Vorliegender Auszug
┄┄┄┄┄┄

Wenn die Pumpen (wie versprochen) endlich mal leiser werden, möchte ich dir wiedersprechen!


----------



## turbosnake (1. November 2012)

*AW: NZXT stellt zwei neue Kompaktwasserkühlungen vor: Kraken X40 und X60*

Und wieso?


----------



## Computer Floh (1. November 2012)

*AW: NZXT stellt zwei neue Kompaktwasserkühlungen vor: Kraken X40 und X60*



turbosnake schrieb:


> Und wieso?


muss ich darauf antworten?  wenn ja editiere ich es morgen - nur für dich - aber jetzt bin ich zu faul 

OT-Edit: Durchlöcherte Windows finde ich ebenfalls nervig wie hässlich.


----------



## ruyven_macaran (3. November 2012)

*AW: NZXT stellt zwei neue Kompaktwasserkühlungen vor: Kraken X40 und X60*



Computer Floh schrieb:


> @ superseijayin
> 
> Pumpe im Radiator gab/gibt es schon von Swiftech (siehe: Swiftech stellt erweiterbare Alternative zu kompakten Flüssigkeitskühlern vor  ) war aber auch nicht so überzeugent und bringt eher Platzprobleme bei der Installation mit sich, da der Radiator so wesentlich Länger als 240 ist und die entsprechende Zielgruppe da schnell Probleme mit ihren Gehäusen bekommen kann.

┄┄┄┄┄┄

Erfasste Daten
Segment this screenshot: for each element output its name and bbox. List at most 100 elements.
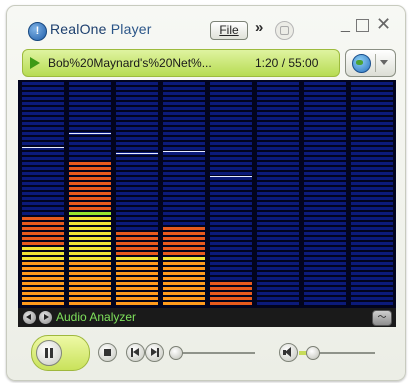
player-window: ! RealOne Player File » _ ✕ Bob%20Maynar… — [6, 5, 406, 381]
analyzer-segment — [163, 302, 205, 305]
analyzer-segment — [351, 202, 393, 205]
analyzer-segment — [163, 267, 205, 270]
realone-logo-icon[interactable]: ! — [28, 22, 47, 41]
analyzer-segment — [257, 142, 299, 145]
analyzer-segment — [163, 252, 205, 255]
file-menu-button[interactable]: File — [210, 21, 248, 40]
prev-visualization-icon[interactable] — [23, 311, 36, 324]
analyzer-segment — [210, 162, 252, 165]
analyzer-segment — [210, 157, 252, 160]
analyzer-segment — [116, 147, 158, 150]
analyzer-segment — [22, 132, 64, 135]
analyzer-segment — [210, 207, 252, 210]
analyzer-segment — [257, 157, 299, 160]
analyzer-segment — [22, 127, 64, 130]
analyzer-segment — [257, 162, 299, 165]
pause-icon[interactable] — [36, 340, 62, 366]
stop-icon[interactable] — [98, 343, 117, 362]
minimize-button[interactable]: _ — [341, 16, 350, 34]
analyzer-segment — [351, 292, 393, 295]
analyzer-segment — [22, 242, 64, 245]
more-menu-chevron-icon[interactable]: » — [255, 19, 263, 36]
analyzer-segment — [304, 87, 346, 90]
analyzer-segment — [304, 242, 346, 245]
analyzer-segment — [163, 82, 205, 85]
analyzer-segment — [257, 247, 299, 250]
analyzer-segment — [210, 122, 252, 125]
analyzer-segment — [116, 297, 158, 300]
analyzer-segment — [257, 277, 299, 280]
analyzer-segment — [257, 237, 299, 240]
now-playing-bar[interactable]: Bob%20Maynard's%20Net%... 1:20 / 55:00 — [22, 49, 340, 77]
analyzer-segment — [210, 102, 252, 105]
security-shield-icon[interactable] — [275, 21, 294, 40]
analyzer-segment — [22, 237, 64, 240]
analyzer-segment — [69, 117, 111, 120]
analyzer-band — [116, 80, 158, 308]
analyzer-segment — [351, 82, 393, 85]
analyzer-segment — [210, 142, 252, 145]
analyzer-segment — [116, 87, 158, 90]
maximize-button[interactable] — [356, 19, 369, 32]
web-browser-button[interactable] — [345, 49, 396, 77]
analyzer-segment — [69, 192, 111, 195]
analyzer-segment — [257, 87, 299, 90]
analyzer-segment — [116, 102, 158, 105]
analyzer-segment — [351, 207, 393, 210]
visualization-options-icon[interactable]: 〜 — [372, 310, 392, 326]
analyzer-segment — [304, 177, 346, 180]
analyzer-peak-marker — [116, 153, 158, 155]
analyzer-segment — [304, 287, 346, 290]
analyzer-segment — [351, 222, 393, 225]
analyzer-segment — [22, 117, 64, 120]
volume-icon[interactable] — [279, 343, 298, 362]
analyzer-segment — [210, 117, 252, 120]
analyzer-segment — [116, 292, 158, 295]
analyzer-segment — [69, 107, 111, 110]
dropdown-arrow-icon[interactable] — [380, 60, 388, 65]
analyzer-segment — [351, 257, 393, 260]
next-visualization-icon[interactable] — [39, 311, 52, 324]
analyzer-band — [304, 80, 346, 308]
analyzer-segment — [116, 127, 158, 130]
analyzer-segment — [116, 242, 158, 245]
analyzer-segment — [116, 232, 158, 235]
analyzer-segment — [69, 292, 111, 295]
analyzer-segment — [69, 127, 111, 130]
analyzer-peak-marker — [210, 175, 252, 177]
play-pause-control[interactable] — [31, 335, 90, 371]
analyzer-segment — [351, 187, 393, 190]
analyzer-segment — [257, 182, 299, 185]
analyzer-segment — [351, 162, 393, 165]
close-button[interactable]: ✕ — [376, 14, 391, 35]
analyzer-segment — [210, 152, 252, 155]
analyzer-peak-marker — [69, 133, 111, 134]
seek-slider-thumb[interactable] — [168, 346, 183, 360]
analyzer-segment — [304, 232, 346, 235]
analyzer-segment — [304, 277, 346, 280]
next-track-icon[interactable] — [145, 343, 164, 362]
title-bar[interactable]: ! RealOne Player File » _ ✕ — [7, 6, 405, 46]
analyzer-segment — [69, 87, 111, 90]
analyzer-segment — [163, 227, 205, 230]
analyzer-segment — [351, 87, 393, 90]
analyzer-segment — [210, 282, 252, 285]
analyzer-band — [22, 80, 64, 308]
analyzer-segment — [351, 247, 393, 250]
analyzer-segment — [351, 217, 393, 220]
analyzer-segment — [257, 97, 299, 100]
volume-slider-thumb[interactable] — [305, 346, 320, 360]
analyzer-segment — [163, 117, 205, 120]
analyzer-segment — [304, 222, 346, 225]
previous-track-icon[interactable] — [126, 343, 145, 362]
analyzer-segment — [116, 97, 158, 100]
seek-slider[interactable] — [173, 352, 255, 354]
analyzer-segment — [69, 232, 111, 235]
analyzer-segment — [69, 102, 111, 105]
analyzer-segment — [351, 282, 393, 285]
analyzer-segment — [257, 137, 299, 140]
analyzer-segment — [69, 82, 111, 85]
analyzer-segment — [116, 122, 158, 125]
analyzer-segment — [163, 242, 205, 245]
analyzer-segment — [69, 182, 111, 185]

┄┄┄┄┄┄

Deine Aufgaben
1) Kopiere aus den Zeilen unverändert den Abschnitt von der Zeile, die „player-window: ! RealOne“ enthält, bis einschließlich der Zeile, die „analyzer-segment — [22, 132, 64, 135]“ enthält.
2) Greife den Forumsauszug über die NZXT-Kompaktwasserkühlungen nach seinem letzten Satz auf und führe ihn weiter.
Der Forumsauszug und die Zeilen stehen in keinem Zusammenhang miteinander.

Die Lösungen
1)
player-window: ! RealOne Player File » _ ✕ Bob%20Maynar… — [6, 5, 406, 381]
analyzer-segment — [163, 302, 205, 305]
analyzer-segment — [351, 202, 393, 205]
analyzer-segment — [163, 267, 205, 270]
realone-logo-icon[interactable]: ! — [28, 22, 47, 41]
analyzer-segment — [257, 142, 299, 145]
analyzer-segment — [163, 252, 205, 255]
file-menu-button[interactable]: File — [210, 21, 248, 40]
prev-visualization-icon[interactable] — [23, 311, 36, 324]
analyzer-segment — [210, 162, 252, 165]
analyzer-segment — [210, 157, 252, 160]
analyzer-segment — [116, 147, 158, 150]
analyzer-segment — [22, 132, 64, 135]

2)
> 
> Desweiteren geht auch Swiftech aktuell eher in Richtung CoolIT / Asetek - siehe: Swiftech stellt CPU-Kühler mit integrierter Pumpe vor



AMS gibts auch mit Pumpe:
Aquacomputer: Neuartige Radiatoren-Serie



turbosnake schrieb:


> Und wieso?


 
Weil die Dinger (dank ihrer Stückzahlen) wesentlich billiger pro Leistung sein können, als eine selbst zusammengestellte CPU-Wakü?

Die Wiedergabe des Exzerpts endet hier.